DATA:
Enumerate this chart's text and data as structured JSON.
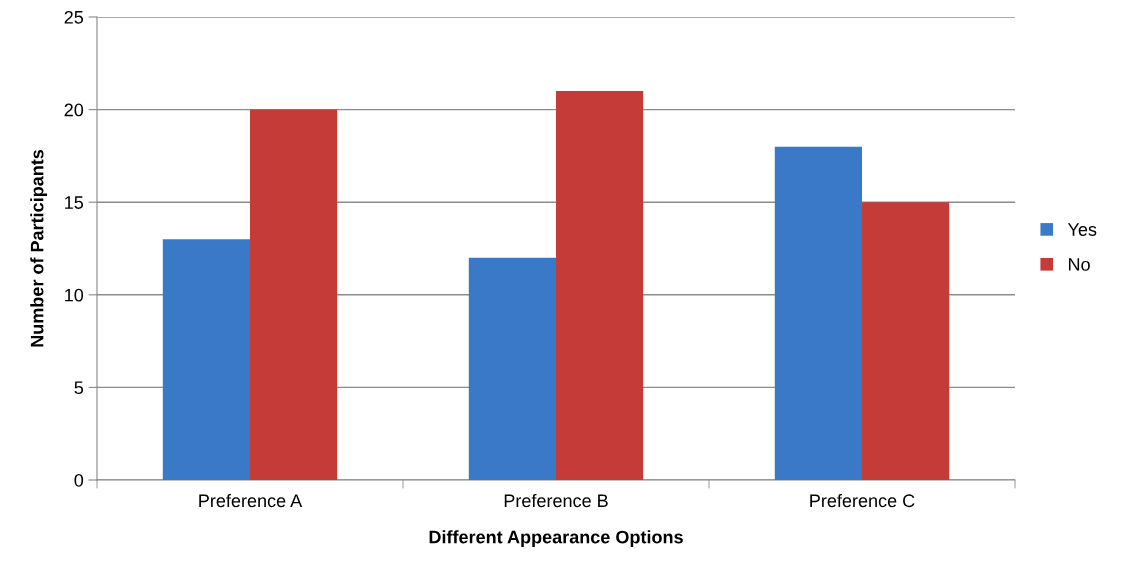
{
  "chart_data": {
    "type": "bar",
    "xlabel": "Different Appearance Options",
    "ylabel": "Number of Participants",
    "categories": [
      "Preference A",
      "Preference B",
      "Preference C"
    ],
    "series": [
      {
        "name": "Yes",
        "color": "#3a78c8",
        "values": [
          13,
          12,
          18
        ]
      },
      {
        "name": "No",
        "color": "#c53b37",
        "values": [
          20,
          21,
          15
        ]
      }
    ],
    "ylim": [
      0,
      25
    ],
    "yticks": [
      0,
      5,
      10,
      15,
      20,
      25
    ],
    "grid": "y",
    "legend": "right"
  }
}
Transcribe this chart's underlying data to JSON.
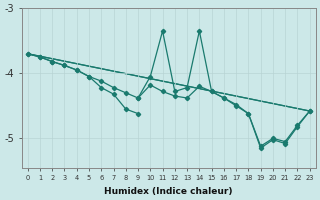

WHAT IS ASKED: Reproduce each entry precisely. Leave the pictures out.

TASK RESPONSE:
Enumerate this chart's text and data as structured JSON.
{
  "chart_data": {
    "type": "bar",
    "xlabel": "Different Appearance Options",
    "ylabel": "Number of Participants",
    "categories": [
      "Preference A",
      "Preference B",
      "Preference C"
    ],
    "series": [
      {
        "name": "Yes",
        "color": "#3a78c8",
        "values": [
          13,
          12,
          18
        ]
      },
      {
        "name": "No",
        "color": "#c53b37",
        "values": [
          20,
          21,
          15
        ]
      }
    ],
    "ylim": [
      0,
      25
    ],
    "yticks": [
      0,
      5,
      10,
      15,
      20,
      25
    ],
    "grid": "y",
    "legend": "right"
  }
}
Transcribe this chart's underlying data to JSON.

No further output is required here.